Start of PROVIDED RECORDS

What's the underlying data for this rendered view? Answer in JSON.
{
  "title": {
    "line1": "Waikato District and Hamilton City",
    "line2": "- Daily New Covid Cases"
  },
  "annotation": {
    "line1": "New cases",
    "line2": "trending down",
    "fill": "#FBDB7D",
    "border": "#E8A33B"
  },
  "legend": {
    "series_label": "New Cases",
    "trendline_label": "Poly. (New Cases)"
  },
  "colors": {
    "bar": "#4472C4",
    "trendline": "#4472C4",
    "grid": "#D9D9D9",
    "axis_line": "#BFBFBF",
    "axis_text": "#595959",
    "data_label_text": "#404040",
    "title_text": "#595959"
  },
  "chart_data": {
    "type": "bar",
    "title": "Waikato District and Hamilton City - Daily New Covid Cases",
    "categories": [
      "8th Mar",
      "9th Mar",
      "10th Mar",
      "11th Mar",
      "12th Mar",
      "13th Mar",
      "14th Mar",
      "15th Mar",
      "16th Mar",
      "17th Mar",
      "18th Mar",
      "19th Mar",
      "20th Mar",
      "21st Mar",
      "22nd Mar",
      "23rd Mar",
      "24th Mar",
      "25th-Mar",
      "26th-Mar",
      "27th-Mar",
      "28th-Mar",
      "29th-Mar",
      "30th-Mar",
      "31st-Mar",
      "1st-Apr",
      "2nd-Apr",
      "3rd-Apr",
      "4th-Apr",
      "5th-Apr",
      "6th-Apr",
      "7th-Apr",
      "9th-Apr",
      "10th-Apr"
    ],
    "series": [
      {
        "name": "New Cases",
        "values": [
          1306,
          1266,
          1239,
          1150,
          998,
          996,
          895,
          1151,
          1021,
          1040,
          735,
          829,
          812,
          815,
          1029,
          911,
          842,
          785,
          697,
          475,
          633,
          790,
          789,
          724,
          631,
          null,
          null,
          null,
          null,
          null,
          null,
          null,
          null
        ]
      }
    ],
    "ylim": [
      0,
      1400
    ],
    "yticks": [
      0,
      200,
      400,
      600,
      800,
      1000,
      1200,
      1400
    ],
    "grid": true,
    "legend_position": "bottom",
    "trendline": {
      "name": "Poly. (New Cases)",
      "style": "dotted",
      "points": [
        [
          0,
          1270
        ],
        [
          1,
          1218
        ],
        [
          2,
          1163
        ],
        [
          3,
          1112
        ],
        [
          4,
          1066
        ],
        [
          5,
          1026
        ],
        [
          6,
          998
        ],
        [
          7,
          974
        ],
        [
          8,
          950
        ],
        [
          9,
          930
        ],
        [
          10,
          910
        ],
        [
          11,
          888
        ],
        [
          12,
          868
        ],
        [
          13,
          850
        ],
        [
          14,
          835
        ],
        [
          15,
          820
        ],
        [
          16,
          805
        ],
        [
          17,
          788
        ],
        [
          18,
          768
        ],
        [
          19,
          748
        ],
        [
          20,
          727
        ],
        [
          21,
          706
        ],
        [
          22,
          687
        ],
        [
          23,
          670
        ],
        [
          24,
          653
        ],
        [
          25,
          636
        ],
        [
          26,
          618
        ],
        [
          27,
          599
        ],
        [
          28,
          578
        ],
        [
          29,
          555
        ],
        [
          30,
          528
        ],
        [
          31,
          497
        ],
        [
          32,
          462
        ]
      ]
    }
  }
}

End of PROVIDED RECORDS

INSTRUCTION: From the listing above, pick out each line where the word "City" appears.

OUTPUT FOR THIS TASK:
    "line1": "Waikato District and Hamilton City",
    "title": "Waikato District and Hamilton City - Daily New Covid Cases",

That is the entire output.